Short task: Read through the data and report every line in which the word "name" occurs.

(Data items)
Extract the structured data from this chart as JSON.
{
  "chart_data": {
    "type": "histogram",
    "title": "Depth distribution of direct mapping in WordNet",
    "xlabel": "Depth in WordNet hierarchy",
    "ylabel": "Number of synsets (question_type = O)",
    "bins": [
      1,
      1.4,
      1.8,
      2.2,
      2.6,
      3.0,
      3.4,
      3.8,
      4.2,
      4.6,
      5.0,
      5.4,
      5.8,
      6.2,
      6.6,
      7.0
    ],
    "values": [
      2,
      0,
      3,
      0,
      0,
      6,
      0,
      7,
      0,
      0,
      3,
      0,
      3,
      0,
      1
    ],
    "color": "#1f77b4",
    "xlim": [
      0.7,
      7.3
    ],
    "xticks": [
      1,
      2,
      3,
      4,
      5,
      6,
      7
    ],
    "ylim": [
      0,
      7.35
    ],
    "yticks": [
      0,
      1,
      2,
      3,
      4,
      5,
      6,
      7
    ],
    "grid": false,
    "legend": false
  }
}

...

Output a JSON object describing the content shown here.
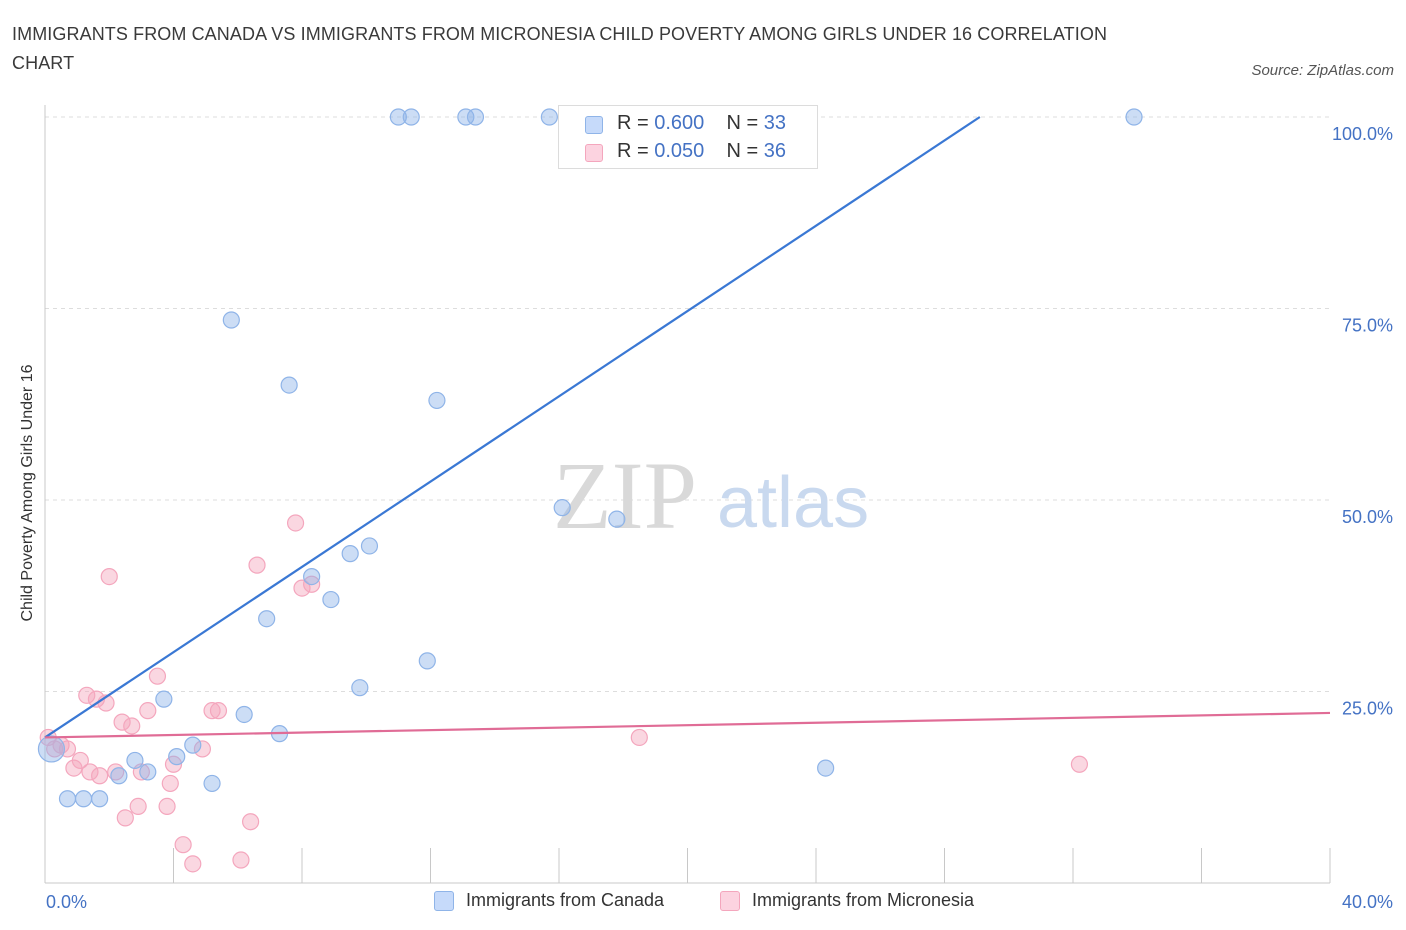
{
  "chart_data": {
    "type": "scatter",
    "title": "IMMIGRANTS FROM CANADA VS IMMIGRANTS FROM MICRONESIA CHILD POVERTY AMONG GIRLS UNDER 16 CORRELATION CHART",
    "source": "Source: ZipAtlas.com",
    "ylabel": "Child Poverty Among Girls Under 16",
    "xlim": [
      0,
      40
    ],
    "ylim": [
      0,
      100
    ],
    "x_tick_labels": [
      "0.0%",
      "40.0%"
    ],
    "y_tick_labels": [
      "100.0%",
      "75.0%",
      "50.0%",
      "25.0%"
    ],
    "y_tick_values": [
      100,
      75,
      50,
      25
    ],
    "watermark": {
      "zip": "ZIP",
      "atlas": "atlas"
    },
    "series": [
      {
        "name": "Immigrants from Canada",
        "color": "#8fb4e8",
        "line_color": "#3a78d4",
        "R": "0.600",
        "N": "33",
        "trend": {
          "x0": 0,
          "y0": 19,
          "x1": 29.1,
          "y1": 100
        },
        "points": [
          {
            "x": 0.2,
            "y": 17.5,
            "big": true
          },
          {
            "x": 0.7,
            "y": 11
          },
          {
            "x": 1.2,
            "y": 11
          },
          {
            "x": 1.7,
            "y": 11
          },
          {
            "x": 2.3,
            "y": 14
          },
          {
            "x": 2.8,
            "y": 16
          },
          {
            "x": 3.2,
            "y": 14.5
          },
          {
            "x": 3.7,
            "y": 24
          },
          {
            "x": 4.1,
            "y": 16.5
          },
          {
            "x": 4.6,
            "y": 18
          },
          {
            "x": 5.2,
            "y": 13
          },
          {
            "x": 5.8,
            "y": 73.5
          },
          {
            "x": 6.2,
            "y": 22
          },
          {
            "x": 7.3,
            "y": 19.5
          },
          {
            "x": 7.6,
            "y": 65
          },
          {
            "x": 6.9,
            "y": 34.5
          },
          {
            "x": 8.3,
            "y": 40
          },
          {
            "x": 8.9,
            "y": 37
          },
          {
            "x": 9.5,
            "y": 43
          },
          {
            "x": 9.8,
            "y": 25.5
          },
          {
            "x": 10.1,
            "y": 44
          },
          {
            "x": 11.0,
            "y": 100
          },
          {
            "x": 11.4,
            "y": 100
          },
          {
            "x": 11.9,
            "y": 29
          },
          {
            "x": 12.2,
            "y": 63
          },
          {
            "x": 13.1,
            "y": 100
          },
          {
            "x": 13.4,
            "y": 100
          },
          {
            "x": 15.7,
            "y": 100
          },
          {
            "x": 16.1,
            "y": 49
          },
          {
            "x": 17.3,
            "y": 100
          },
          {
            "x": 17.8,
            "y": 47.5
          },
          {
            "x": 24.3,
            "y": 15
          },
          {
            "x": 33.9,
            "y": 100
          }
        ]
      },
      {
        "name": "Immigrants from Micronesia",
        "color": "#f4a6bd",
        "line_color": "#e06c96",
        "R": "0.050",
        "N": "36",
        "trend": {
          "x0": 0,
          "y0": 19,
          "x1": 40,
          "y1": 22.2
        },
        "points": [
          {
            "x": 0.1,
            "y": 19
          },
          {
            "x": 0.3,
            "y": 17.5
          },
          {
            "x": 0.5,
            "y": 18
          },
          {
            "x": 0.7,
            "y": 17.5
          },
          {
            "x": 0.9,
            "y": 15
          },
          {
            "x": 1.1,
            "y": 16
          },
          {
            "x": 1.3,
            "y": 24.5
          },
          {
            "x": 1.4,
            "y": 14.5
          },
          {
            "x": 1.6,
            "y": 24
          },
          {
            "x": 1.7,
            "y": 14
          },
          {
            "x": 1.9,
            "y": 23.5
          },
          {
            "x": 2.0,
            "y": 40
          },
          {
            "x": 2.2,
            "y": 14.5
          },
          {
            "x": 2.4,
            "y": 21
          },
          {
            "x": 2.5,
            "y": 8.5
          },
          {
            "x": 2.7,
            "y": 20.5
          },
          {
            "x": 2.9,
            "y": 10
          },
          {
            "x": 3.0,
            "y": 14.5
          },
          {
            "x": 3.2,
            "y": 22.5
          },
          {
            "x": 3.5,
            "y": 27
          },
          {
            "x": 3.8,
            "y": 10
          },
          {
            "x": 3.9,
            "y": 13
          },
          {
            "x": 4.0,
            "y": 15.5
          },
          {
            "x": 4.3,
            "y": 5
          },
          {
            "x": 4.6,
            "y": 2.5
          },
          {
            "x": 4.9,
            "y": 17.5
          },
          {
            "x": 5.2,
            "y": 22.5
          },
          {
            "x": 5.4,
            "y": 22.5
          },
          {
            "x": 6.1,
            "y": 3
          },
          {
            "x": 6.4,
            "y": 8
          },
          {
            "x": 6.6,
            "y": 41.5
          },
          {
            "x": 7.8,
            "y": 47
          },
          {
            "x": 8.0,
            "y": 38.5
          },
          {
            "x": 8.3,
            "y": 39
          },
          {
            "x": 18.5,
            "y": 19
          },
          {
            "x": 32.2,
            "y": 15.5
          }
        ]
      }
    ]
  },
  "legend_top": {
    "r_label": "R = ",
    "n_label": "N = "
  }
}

Response:
        "name": "Immigrants from Canada",
        "name": "Immigrants from Micronesia",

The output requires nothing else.